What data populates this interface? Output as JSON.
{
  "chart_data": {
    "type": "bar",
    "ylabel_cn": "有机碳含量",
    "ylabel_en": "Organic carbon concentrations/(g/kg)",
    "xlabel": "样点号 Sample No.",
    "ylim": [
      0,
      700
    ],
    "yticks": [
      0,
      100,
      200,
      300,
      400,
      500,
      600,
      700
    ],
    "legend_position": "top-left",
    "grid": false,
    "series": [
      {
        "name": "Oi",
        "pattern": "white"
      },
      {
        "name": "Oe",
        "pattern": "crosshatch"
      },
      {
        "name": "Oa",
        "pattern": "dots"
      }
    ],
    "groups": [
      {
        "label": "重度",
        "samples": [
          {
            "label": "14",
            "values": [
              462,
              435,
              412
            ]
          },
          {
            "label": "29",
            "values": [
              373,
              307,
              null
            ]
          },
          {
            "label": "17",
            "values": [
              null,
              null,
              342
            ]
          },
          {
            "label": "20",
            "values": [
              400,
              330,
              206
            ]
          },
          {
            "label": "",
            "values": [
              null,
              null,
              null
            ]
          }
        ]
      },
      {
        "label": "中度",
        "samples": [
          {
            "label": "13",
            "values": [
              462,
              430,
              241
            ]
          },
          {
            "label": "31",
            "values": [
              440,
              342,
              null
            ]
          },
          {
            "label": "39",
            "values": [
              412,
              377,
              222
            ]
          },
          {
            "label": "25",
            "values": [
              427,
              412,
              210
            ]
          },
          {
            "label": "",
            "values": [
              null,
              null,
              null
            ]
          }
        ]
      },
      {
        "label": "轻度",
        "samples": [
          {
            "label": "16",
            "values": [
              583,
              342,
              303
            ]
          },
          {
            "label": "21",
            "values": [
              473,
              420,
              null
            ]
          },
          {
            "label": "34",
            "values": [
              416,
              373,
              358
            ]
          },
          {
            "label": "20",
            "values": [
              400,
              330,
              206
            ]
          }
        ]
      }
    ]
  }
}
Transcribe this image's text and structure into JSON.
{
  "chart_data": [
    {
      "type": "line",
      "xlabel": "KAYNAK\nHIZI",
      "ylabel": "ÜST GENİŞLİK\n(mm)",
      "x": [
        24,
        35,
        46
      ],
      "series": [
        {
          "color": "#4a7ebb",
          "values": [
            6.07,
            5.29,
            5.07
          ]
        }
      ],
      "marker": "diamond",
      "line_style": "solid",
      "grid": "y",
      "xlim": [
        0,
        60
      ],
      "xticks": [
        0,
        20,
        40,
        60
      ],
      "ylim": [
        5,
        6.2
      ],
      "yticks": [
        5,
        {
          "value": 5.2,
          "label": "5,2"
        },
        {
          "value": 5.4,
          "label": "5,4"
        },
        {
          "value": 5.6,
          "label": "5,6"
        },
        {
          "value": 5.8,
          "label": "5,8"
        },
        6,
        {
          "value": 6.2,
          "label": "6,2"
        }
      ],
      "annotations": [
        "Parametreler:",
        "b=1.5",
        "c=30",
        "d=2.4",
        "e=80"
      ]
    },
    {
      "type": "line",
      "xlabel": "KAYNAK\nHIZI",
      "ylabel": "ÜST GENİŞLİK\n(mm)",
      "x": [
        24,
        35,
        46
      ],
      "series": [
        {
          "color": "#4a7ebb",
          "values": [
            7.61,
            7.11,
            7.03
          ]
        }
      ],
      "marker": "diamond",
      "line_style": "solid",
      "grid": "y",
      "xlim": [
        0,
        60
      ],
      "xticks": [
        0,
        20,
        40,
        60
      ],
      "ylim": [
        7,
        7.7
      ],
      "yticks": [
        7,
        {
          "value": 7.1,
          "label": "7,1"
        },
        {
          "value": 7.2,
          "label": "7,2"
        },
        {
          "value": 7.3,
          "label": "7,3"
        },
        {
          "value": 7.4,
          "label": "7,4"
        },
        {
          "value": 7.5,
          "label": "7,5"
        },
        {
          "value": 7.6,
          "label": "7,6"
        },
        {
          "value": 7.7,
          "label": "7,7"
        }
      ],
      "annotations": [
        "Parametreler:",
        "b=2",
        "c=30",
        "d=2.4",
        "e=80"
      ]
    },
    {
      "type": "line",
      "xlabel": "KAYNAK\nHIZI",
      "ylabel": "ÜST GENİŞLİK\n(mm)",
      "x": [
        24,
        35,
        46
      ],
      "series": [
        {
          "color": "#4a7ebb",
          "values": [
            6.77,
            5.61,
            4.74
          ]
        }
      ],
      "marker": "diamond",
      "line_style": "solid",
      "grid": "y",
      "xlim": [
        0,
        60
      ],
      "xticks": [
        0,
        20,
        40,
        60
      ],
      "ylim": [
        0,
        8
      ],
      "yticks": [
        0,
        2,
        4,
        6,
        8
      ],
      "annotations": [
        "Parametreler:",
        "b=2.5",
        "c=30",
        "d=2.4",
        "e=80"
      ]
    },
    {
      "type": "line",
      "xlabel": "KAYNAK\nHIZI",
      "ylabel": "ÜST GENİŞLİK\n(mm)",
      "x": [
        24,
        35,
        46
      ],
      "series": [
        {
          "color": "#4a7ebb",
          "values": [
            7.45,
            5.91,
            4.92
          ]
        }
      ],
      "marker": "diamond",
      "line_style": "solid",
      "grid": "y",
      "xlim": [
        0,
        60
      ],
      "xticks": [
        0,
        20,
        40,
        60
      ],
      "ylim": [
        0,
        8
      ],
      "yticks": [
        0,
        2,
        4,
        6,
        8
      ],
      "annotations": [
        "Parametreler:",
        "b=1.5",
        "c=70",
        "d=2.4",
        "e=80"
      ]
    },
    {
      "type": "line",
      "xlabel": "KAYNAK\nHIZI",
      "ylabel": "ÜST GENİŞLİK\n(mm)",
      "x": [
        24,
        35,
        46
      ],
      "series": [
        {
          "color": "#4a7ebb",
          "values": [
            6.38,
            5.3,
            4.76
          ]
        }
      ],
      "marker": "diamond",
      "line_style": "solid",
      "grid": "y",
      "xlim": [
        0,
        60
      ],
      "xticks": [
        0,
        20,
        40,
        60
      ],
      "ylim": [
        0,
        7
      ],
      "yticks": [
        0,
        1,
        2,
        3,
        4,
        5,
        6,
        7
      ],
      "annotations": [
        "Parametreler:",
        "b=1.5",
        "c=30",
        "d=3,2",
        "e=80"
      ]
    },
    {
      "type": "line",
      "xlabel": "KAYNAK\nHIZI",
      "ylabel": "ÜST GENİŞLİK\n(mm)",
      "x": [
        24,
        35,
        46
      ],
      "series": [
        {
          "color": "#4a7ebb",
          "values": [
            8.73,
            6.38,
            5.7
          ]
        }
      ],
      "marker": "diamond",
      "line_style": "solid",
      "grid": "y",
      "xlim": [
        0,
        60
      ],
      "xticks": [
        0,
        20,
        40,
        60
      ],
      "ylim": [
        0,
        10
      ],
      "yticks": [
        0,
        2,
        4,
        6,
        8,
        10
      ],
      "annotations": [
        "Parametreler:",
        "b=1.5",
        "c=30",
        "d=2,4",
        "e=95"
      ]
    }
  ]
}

^^^^

_Stated task_: Please restate the records in full, word for word.

_Result below_:
What data populates this interface? Output as JSON.
{
  "chart_data": {
    "type": "bar",
    "ylabel_cn": "有机碳含量",
    "ylabel_en": "Organic carbon concentrations/(g/kg)",
    "xlabel": "样点号 Sample No.",
    "ylim": [
      0,
      700
    ],
    "yticks": [
      0,
      100,
      200,
      300,
      400,
      500,
      600,
      700
    ],
    "legend_position": "top-left",
    "grid": false,
    "series": [
      {
        "name": "Oi",
        "pattern": "white"
      },
      {
        "name": "Oe",
        "pattern": "crosshatch"
      },
      {
        "name": "Oa",
        "pattern": "dots"
      }
    ],
    "groups": [
      {
        "label": "重度",
        "samples": [
          {
            "label": "14",
            "values": [
              462,
              435,
              412
            ]
          },
          {
            "label": "29",
            "values": [
              373,
              307,
              null
            ]
          },
          {
            "label": "17",
            "values": [
              null,
              null,
              342
            ]
          },
          {
            "label": "20",
            "values": [
              400,
              330,
              206
            ]
          },
          {
            "label": "",
            "values": [
              null,
              null,
              null
            ]
          }
        ]
      },
      {
        "label": "中度",
        "samples": [
          {
            "label": "13",
            "values": [
              462,
              430,
              241
            ]
          },
          {
            "label": "31",
            "values": [
              440,
              342,
              null
            ]
          },
          {
            "label": "39",
            "values": [
              412,
              377,
              222
            ]
          },
          {
            "label": "25",
            "values": [
              427,
              412,
              210
            ]
          },
          {
            "label": "",
            "values": [
              null,
              null,
              null
            ]
          }
        ]
      },
      {
        "label": "轻度",
        "samples": [
          {
            "label": "16",
            "values": [
              583,
              342,
              303
            ]
          },
          {
            "label": "21",
            "values": [
              473,
              420,
              null
            ]
          },
          {
            "label": "34",
            "values": [
              416,
              373,
              358
            ]
          },
          {
            "label": "20",
            "values": [
              400,
              330,
              206
            ]
          }
        ]
      }
    ]
  }
}
Transcribe this image's text and structure into JSON.
{
  "chart_data": [
    {
      "type": "line",
      "xlabel": "KAYNAK\nHIZI",
      "ylabel": "ÜST GENİŞLİK\n(mm)",
      "x": [
        24,
        35,
        46
      ],
      "series": [
        {
          "color": "#4a7ebb",
          "values": [
            6.07,
            5.29,
            5.07
          ]
        }
      ],
      "marker": "diamond",
      "line_style": "solid",
      "grid": "y",
      "xlim": [
        0,
        60
      ],
      "xticks": [
        0,
        20,
        40,
        60
      ],
      "ylim": [
        5,
        6.2
      ],
      "yticks": [
        5,
        {
          "value": 5.2,
          "label": "5,2"
        },
        {
          "value": 5.4,
          "label": "5,4"
        },
        {
          "value": 5.6,
          "label": "5,6"
        },
        {
          "value": 5.8,
          "label": "5,8"
        },
        6,
        {
          "value": 6.2,
          "label": "6,2"
        }
      ],
      "annotations": [
        "Parametreler:",
        "b=1.5",
        "c=30",
        "d=2.4",
        "e=80"
      ]
    },
    {
      "type": "line",
      "xlabel": "KAYNAK\nHIZI",
      "ylabel": "ÜST GENİŞLİK\n(mm)",
      "x": [
        24,
        35,
        46
      ],
      "series": [
        {
          "color": "#4a7ebb",
          "values": [
            7.61,
            7.11,
            7.03
          ]
        }
      ],
      "marker": "diamond",
      "line_style": "solid",
      "grid": "y",
      "xlim": [
        0,
        60
      ],
      "xticks": [
        0,
        20,
        40,
        60
      ],
      "ylim": [
        7,
        7.7
      ],
      "yticks": [
        7,
        {
          "value": 7.1,
          "label": "7,1"
        },
        {
          "value": 7.2,
          "label": "7,2"
        },
        {
          "value": 7.3,
          "label": "7,3"
        },
        {
          "value": 7.4,
          "label": "7,4"
        },
        {
          "value": 7.5,
          "label": "7,5"
        },
        {
          "value": 7.6,
          "label": "7,6"
        },
        {
          "value": 7.7,
          "label": "7,7"
        }
      ],
      "annotations": [
        "Parametreler:",
        "b=2",
        "c=30",
        "d=2.4",
        "e=80"
      ]
    },
    {
      "type": "line",
      "xlabel": "KAYNAK\nHIZI",
      "ylabel": "ÜST GENİŞLİK\n(mm)",
      "x": [
        24,
        35,
        46
      ],
      "series": [
        {
          "color": "#4a7ebb",
          "values": [
            6.77,
            5.61,
            4.74
          ]
        }
      ],
      "marker": "diamond",
      "line_style": "solid",
      "grid": "y",
      "xlim": [
        0,
        60
      ],
      "xticks": [
        0,
        20,
        40,
        60
      ],
      "ylim": [
        0,
        8
      ],
      "yticks": [
        0,
        2,
        4,
        6,
        8
      ],
      "annotations": [
        "Parametreler:",
        "b=2.5",
        "c=30",
        "d=2.4",
        "e=80"
      ]
    },
    {
      "type": "line",
      "xlabel": "KAYNAK\nHIZI",
      "ylabel": "ÜST GENİŞLİK\n(mm)",
      "x": [
        24,
        35,
        46
      ],
      "series": [
        {
          "color": "#4a7ebb",
          "values": [
            7.45,
            5.91,
            4.92
          ]
        }
      ],
      "marker": "diamond",
      "line_style": "solid",
      "grid": "y",
      "xlim": [
        0,
        60
      ],
      "xticks": [
        0,
        20,
        40,
        60
      ],
      "ylim": [
        0,
        8
      ],
      "yticks": [
        0,
        2,
        4,
        6,
        8
      ],
      "annotations": [
        "Parametreler:",
        "b=1.5",
        "c=70",
        "d=2.4",
        "e=80"
      ]
    },
    {
      "type": "line",
      "xlabel": "KAYNAK\nHIZI",
      "ylabel": "ÜST GENİŞLİK\n(mm)",
      "x": [
        24,
        35,
        46
      ],
      "series": [
        {
          "color": "#4a7ebb",
          "values": [
            6.38,
            5.3,
            4.76
          ]
        }
      ],
      "marker": "diamond",
      "line_style": "solid",
      "grid": "y",
      "xlim": [
        0,
        60
      ],
      "xticks": [
        0,
        20,
        40,
        60
      ],
      "ylim": [
        0,
        7
      ],
      "yticks": [
        0,
        1,
        2,
        3,
        4,
        5,
        6,
        7
      ],
      "annotations": [
        "Parametreler:",
        "b=1.5",
        "c=30",
        "d=3,2",
        "e=80"
      ]
    },
    {
      "type": "line",
      "xlabel": "KAYNAK\nHIZI",
      "ylabel": "ÜST GENİŞLİK\n(mm)",
      "x": [
        24,
        35,
        46
      ],
      "series": [
        {
          "color": "#4a7ebb",
          "values": [
            8.73,
            6.38,
            5.7
          ]
        }
      ],
      "marker": "diamond",
      "line_style": "solid",
      "grid": "y",
      "xlim": [
        0,
        60
      ],
      "xticks": [
        0,
        20,
        40,
        60
      ],
      "ylim": [
        0,
        10
      ],
      "yticks": [
        0,
        2,
        4,
        6,
        8,
        10
      ],
      "annotations": [
        "Parametreler:",
        "b=1.5",
        "c=30",
        "d=2,4",
        "e=95"
      ]
    }
  ]
}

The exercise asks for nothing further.